--- START ---

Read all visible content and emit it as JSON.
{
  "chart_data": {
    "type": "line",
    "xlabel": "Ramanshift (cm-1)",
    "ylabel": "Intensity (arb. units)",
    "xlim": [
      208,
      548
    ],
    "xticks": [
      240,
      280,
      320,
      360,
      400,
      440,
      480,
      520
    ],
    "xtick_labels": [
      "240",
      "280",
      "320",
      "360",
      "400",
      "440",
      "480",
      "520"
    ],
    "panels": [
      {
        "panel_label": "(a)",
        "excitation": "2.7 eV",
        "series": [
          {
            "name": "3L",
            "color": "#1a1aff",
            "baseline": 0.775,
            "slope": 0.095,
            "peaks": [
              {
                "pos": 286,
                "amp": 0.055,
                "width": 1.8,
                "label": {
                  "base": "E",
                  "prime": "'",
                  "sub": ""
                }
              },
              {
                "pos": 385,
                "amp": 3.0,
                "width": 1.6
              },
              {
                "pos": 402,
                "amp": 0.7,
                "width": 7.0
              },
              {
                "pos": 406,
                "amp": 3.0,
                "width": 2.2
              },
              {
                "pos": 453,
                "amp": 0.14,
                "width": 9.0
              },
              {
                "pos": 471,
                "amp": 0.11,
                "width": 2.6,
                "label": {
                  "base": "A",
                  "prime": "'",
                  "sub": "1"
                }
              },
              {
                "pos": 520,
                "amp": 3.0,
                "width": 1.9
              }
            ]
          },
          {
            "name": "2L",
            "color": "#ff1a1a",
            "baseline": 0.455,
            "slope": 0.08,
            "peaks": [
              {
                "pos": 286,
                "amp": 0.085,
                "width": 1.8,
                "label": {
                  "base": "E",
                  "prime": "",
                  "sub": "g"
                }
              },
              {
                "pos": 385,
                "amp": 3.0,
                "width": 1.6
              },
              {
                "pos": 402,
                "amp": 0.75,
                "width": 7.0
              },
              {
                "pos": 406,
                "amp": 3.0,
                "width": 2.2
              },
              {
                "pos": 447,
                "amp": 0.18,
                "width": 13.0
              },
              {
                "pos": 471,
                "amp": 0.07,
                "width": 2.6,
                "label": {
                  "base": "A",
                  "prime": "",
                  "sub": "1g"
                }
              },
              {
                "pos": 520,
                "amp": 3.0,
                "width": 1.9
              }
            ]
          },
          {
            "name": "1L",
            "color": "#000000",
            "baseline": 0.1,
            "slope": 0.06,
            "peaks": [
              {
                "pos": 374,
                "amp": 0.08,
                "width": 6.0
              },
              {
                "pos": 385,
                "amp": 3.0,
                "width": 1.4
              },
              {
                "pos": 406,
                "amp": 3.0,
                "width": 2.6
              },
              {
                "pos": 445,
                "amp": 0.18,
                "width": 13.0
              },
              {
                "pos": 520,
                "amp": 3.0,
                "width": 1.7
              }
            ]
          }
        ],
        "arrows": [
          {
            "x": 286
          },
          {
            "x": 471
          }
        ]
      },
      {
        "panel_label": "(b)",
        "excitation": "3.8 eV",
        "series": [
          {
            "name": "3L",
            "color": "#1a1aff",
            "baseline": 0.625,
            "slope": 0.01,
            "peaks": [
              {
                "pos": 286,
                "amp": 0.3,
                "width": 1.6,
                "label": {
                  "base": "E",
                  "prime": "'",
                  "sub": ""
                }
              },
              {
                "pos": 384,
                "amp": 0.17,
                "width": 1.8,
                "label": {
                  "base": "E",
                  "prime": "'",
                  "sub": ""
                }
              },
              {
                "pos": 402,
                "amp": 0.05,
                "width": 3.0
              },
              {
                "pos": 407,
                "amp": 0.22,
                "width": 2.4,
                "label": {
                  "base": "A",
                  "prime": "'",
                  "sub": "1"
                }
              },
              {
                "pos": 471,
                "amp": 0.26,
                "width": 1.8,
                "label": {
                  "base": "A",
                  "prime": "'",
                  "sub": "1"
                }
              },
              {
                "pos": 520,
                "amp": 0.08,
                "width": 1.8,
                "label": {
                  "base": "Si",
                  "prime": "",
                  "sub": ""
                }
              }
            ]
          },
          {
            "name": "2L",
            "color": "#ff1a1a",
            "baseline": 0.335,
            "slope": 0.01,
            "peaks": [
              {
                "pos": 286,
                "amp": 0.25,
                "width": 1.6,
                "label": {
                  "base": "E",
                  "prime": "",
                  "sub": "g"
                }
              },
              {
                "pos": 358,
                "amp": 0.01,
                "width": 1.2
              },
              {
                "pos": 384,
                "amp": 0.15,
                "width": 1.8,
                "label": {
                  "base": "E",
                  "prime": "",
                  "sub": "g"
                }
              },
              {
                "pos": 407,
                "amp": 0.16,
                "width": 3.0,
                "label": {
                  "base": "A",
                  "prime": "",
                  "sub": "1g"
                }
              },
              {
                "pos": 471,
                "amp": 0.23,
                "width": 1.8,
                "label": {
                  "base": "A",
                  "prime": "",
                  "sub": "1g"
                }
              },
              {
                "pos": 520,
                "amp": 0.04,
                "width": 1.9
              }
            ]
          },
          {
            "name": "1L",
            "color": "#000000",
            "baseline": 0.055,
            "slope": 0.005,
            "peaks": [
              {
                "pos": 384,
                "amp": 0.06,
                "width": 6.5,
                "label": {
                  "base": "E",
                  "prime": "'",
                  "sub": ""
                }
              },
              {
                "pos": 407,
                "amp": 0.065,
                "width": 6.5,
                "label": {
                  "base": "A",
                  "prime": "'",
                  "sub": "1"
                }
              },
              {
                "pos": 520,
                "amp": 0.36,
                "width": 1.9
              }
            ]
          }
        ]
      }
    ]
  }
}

--- END ---

-- WHAT YOU SHOULD DO --
Write out every line exactly as it stands.

-- WORKED SOLUTION --
Read all visible content and emit it as JSON.
{
  "chart_data": {
    "type": "line",
    "xlabel": "Ramanshift (cm-1)",
    "ylabel": "Intensity (arb. units)",
    "xlim": [
      208,
      548
    ],
    "xticks": [
      240,
      280,
      320,
      360,
      400,
      440,
      480,
      520
    ],
    "xtick_labels": [
      "240",
      "280",
      "320",
      "360",
      "400",
      "440",
      "480",
      "520"
    ],
    "panels": [
      {
        "panel_label": "(a)",
        "excitation": "2.7 eV",
        "series": [
          {
            "name": "3L",
            "color": "#1a1aff",
            "baseline": 0.775,
            "slope": 0.095,
            "peaks": [
              {
                "pos": 286,
                "amp": 0.055,
                "width": 1.8,
                "label": {
                  "base": "E",
                  "prime": "'",
                  "sub": ""
                }
              },
              {
                "pos": 385,
                "amp": 3.0,
                "width": 1.6
              },
              {
                "pos": 402,
                "amp": 0.7,
                "width": 7.0
              },
              {
                "pos": 406,
                "amp": 3.0,
                "width": 2.2
              },
              {
                "pos": 453,
                "amp": 0.14,
                "width": 9.0
              },
              {
                "pos": 471,
                "amp": 0.11,
                "width": 2.6,
                "label": {
                  "base": "A",
                  "prime": "'",
                  "sub": "1"
                }
              },
              {
                "pos": 520,
                "amp": 3.0,
                "width": 1.9
              }
            ]
          },
          {
            "name": "2L",
            "color": "#ff1a1a",
            "baseline": 0.455,
            "slope": 0.08,
            "peaks": [
              {
                "pos": 286,
                "amp": 0.085,
                "width": 1.8,
                "label": {
                  "base": "E",
                  "prime": "",
                  "sub": "g"
                }
              },
              {
                "pos": 385,
                "amp": 3.0,
                "width": 1.6
              },
              {
                "pos": 402,
                "amp": 0.75,
                "width": 7.0
              },
              {
                "pos": 406,
                "amp": 3.0,
                "width": 2.2
              },
              {
                "pos": 447,
                "amp": 0.18,
                "width": 13.0
              },
              {
                "pos": 471,
                "amp": 0.07,
                "width": 2.6,
                "label": {
                  "base": "A",
                  "prime": "",
                  "sub": "1g"
                }
              },
              {
                "pos": 520,
                "amp": 3.0,
                "width": 1.9
              }
            ]
          },
          {
            "name": "1L",
            "color": "#000000",
            "baseline": 0.1,
            "slope": 0.06,
            "peaks": [
              {
                "pos": 374,
                "amp": 0.08,
                "width": 6.0
              },
              {
                "pos": 385,
                "amp": 3.0,
                "width": 1.4
              },
              {
                "pos": 406,
                "amp": 3.0,
                "width": 2.6
              },
              {
                "pos": 445,
                "amp": 0.18,
                "width": 13.0
              },
              {
                "pos": 520,
                "amp": 3.0,
                "width": 1.7
              }
            ]
          }
        ],
        "arrows": [
          {
            "x": 286
          },
          {
            "x": 471
          }
        ]
      },
      {
        "panel_label": "(b)",
        "excitation": "3.8 eV",
        "series": [
          {
            "name": "3L",
            "color": "#1a1aff",
            "baseline": 0.625,
            "slope": 0.01,
            "peaks": [
              {
                "pos": 286,
                "amp": 0.3,
                "width": 1.6,
                "label": {
                  "base": "E",
                  "prime": "'",
                  "sub": ""
                }
              },
              {
                "pos": 384,
                "amp": 0.17,
                "width": 1.8,
                "label": {
                  "base": "E",
                  "prime": "'",
                  "sub": ""
                }
              },
              {
                "pos": 402,
                "amp": 0.05,
                "width": 3.0
              },
              {
                "pos": 407,
                "amp": 0.22,
                "width": 2.4,
                "label": {
                  "base": "A",
                  "prime": "'",
                  "sub": "1"
                }
              },
              {
                "pos": 471,
                "amp": 0.26,
                "width": 1.8,
                "label": {
                  "base": "A",
                  "prime": "'",
                  "sub": "1"
                }
              },
              {
                "pos": 520,
                "amp": 0.08,
                "width": 1.8,
                "label": {
                  "base": "Si",
                  "prime": "",
                  "sub": ""
                }
              }
            ]
          },
          {
            "name": "2L",
            "color": "#ff1a1a",
            "baseline": 0.335,
            "slope": 0.01,
            "peaks": [
              {
                "pos": 286,
                "amp": 0.25,
                "width": 1.6,
                "label": {
                  "base": "E",
                  "prime": "",
                  "sub": "g"
                }
              },
              {
                "pos": 358,
                "amp": 0.01,
                "width": 1.2
              },
              {
                "pos": 384,
                "amp": 0.15,
                "width": 1.8,
                "label": {
                  "base": "E",
                  "prime": "",
                  "sub": "g"
                }
              },
              {
                "pos": 407,
                "amp": 0.16,
                "width": 3.0,
                "label": {
                  "base": "A",
                  "prime": "",
                  "sub": "1g"
                }
              },
              {
                "pos": 471,
                "amp": 0.23,
                "width": 1.8,
                "label": {
                  "base": "A",
                  "prime": "",
                  "sub": "1g"
                }
              },
              {
                "pos": 520,
                "amp": 0.04,
                "width": 1.9
              }
            ]
          },
          {
            "name": "1L",
            "color": "#000000",
            "baseline": 0.055,
            "slope": 0.005,
            "peaks": [
              {
                "pos": 384,
                "amp": 0.06,
                "width": 6.5,
                "label": {
                  "base": "E",
                  "prime": "'",
                  "sub": ""
                }
              },
              {
                "pos": 407,
                "amp": 0.065,
                "width": 6.5,
                "label": {
                  "base": "A",
                  "prime": "'",
                  "sub": "1"
                }
              },
              {
                "pos": 520,
                "amp": 0.36,
                "width": 1.9
              }
            ]
          }
        ]
      }
    ]
  }
}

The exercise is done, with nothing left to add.